■ **Your task**
Tally up the lines below containing the string "name", then write the number alone.

■ **Extracted data**
———
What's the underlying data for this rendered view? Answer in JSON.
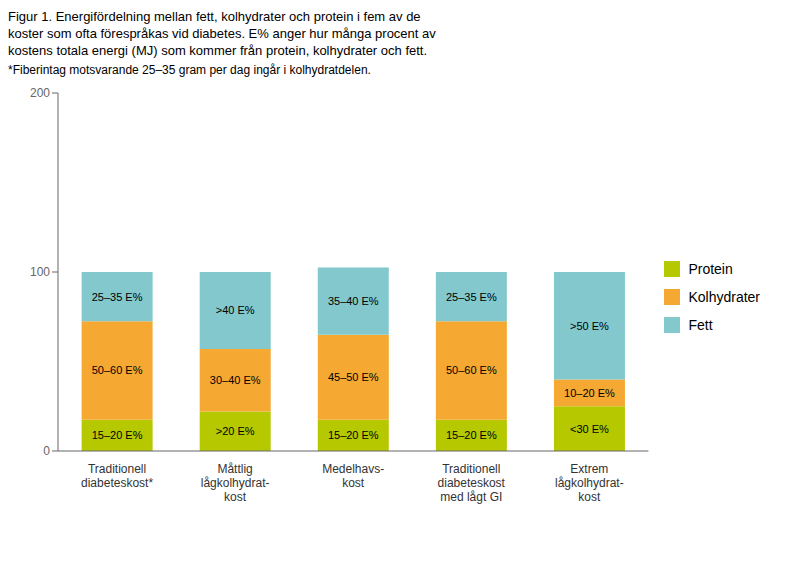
{
  "chart_data": {
    "type": "bar",
    "stacked": true,
    "title": "Figur 1. Energifördelning mellan fett, kolhydrater och protein i fem av de\nkoster som ofta förespråkas vid diabetes. E% anger hur många procent av\nkostens totala energi (MJ) som kommer från protein, kolhydrater och fett.",
    "subtitle": "*Fiberintag motsvarande 25–35 gram per dag ingår i kolhydratdelen.",
    "categories": [
      "Traditionell\ndiabeteskost*",
      "Måttlig\nlågkolhydrat-\nkost",
      "Medelhavs-\nkost",
      "Traditionell\ndiabeteskost\nmed lågt GI",
      "Extrem\nlågkolhydrat-\nkost"
    ],
    "series": [
      {
        "name": "Protein",
        "color": "#b5c800",
        "values": [
          17.5,
          22,
          17.5,
          17.5,
          25
        ],
        "value_labels": [
          "15–20 E%",
          ">20 E%",
          "15–20 E%",
          "15–20 E%",
          "<30 E%"
        ]
      },
      {
        "name": "Kolhydrater",
        "color": "#f5a832",
        "values": [
          55,
          35,
          47.5,
          55,
          15
        ],
        "value_labels": [
          "50–60 E%",
          "30–40 E%",
          "45–50 E%",
          "50–60 E%",
          "10–20 E%"
        ]
      },
      {
        "name": "Fett",
        "color": "#82c8cc",
        "values": [
          27.5,
          43,
          37.5,
          27.5,
          60
        ],
        "value_labels": [
          "25–35 E%",
          ">40 E%",
          "35–40 E%",
          "25–35 E%",
          ">50 E%"
        ]
      }
    ],
    "ylim": [
      0,
      200
    ],
    "yticks": [
      0,
      100,
      200
    ],
    "data_labels": true,
    "legend": "right",
    "grid": false
  }
}
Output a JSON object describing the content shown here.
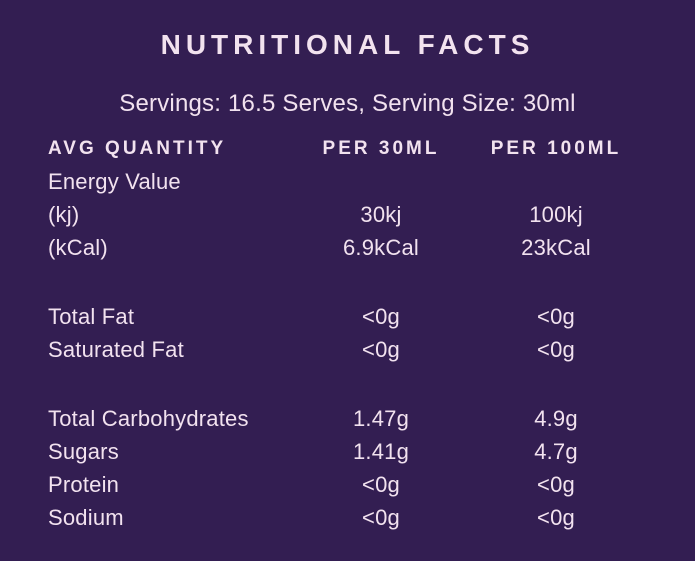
———
■ **Worked solution**
3